• _Supplied records_:
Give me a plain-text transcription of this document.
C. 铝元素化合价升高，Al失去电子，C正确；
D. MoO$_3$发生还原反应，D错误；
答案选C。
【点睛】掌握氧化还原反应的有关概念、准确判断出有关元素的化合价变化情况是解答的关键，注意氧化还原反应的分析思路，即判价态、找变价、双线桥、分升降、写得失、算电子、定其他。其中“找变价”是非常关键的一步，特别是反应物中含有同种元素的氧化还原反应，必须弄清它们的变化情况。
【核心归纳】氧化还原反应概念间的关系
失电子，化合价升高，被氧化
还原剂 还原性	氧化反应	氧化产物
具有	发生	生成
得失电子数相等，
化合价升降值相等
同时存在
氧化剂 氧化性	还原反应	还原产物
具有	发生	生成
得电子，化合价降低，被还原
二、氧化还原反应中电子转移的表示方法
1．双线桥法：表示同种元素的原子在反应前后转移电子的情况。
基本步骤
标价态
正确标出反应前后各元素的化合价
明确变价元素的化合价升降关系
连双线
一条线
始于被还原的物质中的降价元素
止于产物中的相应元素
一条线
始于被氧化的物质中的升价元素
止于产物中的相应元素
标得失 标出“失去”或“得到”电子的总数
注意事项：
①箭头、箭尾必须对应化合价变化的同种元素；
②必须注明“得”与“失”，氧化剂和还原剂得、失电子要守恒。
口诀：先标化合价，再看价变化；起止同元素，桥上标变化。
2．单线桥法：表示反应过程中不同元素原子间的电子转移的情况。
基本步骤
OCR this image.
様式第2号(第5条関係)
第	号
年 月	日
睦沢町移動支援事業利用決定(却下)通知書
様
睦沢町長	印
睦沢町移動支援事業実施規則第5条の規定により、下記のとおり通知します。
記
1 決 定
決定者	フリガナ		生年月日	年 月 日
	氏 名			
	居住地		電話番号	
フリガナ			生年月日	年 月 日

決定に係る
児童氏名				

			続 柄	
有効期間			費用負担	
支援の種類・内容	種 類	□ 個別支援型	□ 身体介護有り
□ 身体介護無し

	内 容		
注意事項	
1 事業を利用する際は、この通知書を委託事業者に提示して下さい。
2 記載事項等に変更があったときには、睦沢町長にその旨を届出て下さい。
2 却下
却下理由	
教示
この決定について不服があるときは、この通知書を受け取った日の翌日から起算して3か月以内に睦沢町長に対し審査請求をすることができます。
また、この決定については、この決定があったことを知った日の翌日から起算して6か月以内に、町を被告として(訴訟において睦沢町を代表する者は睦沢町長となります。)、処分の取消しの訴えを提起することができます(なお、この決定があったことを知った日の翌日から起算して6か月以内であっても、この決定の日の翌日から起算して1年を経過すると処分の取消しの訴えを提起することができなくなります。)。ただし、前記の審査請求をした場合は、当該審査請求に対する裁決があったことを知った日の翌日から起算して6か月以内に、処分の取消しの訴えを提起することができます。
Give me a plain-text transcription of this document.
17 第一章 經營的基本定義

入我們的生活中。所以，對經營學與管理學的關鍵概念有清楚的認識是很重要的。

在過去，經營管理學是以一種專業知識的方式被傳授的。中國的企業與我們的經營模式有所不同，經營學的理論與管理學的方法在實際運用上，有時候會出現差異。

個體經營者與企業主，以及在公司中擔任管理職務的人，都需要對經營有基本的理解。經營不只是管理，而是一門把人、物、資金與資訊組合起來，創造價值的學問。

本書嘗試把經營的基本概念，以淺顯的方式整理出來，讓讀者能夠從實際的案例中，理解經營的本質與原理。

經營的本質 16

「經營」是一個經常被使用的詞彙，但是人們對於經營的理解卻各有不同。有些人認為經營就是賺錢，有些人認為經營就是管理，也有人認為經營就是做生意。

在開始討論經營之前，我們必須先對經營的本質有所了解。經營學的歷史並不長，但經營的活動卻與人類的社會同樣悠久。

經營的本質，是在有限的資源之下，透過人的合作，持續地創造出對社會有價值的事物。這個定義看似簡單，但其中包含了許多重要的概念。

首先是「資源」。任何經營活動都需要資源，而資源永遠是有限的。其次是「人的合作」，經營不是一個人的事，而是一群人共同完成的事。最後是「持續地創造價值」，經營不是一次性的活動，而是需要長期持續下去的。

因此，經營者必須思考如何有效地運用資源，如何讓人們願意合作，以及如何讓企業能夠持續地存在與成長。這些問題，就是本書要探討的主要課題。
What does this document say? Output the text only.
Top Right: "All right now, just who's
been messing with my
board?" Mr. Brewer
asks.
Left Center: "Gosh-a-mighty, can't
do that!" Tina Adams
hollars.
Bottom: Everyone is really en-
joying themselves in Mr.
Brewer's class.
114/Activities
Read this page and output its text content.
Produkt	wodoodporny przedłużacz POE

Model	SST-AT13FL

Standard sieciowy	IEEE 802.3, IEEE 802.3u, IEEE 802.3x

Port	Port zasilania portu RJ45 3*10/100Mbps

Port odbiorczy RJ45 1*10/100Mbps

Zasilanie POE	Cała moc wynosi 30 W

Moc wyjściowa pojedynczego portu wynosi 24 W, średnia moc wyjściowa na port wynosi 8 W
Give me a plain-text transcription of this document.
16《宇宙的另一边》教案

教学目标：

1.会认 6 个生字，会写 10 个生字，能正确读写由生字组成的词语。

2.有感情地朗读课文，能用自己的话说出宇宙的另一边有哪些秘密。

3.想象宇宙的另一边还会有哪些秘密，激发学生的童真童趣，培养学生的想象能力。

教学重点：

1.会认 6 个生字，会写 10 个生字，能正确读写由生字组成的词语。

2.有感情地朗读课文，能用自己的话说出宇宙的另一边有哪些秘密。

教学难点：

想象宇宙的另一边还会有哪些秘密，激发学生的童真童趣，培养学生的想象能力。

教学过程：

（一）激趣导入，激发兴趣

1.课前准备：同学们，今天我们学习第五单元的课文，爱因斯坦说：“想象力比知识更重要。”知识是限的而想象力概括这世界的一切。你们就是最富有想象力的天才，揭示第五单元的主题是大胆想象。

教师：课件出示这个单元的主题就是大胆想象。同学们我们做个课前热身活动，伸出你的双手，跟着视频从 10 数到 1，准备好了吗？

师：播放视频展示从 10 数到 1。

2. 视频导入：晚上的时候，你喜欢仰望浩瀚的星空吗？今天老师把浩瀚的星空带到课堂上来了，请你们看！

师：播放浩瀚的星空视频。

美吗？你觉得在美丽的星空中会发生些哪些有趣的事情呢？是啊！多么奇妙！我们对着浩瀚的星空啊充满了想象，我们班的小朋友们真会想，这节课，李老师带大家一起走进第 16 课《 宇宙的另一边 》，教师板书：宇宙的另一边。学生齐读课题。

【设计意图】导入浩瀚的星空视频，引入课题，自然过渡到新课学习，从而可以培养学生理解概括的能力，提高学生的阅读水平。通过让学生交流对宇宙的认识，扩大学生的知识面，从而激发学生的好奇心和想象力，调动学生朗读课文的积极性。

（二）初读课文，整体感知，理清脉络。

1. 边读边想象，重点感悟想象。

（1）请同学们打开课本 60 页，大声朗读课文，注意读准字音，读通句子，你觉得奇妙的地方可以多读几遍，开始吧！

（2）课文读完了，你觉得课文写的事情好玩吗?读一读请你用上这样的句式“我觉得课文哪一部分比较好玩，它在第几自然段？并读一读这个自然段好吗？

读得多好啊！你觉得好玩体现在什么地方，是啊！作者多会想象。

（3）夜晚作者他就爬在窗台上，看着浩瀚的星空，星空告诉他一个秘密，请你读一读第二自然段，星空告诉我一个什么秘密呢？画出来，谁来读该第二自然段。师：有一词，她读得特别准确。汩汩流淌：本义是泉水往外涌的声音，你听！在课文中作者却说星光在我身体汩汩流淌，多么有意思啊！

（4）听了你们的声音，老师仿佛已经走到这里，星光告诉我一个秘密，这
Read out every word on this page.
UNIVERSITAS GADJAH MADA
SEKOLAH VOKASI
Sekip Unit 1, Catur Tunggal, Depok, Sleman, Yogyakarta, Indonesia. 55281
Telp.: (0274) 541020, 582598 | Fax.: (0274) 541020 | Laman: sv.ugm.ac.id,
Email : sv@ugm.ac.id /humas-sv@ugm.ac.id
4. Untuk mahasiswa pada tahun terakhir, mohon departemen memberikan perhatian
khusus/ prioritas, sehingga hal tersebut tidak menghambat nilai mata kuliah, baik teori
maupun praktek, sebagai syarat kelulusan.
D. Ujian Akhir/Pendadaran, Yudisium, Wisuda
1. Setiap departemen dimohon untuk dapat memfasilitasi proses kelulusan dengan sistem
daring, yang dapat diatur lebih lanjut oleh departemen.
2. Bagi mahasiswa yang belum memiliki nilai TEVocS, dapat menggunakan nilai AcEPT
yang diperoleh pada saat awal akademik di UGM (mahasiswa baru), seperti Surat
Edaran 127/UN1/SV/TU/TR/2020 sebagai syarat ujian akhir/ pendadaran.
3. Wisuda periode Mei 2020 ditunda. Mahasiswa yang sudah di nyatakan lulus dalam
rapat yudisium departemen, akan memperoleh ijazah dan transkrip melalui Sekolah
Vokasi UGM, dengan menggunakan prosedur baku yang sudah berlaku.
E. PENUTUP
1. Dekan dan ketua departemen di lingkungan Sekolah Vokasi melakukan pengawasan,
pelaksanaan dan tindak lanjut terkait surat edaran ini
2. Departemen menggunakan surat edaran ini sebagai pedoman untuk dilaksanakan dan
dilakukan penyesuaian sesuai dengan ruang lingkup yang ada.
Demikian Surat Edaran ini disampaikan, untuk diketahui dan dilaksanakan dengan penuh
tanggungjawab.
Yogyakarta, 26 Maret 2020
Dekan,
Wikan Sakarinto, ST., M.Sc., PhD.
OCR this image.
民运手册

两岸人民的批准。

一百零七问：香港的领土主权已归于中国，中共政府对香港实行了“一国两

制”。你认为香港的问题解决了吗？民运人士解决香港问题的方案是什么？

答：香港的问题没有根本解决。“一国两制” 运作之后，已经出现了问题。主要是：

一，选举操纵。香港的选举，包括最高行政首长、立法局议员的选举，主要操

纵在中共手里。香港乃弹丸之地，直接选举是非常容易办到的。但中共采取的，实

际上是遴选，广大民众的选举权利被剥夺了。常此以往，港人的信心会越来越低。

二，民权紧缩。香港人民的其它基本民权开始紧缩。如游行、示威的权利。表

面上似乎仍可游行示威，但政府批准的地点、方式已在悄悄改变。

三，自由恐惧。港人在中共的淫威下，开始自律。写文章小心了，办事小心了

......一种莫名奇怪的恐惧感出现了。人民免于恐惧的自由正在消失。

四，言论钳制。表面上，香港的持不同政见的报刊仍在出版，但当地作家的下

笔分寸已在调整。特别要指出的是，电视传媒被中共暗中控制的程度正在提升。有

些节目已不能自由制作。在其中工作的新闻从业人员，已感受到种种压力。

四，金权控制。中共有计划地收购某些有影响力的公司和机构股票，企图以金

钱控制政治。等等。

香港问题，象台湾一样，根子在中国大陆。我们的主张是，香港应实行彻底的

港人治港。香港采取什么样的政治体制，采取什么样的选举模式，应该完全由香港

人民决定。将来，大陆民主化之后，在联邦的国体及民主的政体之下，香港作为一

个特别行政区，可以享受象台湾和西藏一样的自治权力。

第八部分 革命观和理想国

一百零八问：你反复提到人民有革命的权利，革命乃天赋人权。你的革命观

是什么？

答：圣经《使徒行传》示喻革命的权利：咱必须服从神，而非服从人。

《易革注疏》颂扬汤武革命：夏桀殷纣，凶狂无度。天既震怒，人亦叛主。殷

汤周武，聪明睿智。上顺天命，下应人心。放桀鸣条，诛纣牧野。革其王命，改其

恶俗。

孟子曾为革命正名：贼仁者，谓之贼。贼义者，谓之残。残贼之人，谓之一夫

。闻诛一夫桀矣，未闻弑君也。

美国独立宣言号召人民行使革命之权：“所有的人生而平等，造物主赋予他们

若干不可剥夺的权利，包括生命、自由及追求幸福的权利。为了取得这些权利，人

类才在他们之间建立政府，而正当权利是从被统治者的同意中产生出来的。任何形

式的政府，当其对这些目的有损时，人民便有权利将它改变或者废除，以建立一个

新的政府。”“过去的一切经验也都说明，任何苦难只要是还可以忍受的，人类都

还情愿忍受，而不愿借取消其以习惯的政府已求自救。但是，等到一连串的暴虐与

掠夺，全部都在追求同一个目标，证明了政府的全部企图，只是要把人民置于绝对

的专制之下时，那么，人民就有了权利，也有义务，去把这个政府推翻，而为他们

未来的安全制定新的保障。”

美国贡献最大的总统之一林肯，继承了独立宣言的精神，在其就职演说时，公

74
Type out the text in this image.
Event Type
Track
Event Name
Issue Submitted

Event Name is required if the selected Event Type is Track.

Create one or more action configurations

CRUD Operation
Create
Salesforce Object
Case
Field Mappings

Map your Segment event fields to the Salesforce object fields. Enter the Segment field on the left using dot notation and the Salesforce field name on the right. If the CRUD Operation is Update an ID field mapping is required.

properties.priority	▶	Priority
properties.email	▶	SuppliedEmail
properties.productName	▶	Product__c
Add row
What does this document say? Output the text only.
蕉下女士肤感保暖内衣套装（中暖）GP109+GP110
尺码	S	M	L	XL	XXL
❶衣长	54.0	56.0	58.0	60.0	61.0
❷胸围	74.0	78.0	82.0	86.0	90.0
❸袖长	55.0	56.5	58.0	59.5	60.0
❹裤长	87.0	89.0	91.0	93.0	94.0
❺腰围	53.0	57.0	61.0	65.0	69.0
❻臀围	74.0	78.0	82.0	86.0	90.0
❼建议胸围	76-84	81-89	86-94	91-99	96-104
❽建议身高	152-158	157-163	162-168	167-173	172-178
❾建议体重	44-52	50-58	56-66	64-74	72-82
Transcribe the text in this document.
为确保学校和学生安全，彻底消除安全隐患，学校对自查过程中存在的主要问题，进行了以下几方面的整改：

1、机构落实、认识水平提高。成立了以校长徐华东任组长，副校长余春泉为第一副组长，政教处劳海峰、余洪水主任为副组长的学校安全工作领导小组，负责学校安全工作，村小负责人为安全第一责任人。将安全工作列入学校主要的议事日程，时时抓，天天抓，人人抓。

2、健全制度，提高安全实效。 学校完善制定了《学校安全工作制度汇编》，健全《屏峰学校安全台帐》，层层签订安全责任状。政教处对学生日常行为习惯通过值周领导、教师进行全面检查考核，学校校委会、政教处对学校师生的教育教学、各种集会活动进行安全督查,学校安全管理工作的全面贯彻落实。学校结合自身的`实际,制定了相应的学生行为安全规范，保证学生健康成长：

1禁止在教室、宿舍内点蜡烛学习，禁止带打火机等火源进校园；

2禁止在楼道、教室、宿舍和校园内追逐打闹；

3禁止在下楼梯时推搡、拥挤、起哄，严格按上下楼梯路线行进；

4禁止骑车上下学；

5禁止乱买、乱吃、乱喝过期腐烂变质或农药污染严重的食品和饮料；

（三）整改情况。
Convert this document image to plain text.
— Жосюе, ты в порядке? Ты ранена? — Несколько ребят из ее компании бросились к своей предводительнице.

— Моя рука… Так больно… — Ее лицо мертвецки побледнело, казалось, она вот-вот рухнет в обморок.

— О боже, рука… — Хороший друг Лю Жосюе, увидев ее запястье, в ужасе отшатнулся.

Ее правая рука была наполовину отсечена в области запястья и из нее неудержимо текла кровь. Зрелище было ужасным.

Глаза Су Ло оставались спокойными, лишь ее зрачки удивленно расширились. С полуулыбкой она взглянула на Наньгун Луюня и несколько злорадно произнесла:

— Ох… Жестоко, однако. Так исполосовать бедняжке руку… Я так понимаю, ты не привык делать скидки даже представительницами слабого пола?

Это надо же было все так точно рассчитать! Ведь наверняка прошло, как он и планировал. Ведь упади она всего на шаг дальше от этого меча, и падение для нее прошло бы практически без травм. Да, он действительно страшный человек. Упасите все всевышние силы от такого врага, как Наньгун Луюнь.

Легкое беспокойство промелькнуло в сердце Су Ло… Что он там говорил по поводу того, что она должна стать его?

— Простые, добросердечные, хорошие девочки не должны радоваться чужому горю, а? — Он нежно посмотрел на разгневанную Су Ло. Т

• _Instructions to follow_: Report all lines of the data above that include the string "dilaksanakan".

• _Result of this task_:
2. Departemen menggunakan surat edaran ini sebagai pedoman untuk dilaksanakan dan
Demikian Surat Edaran ini disampaikan, untuk diketahui dan dilaksanakan dengan penuh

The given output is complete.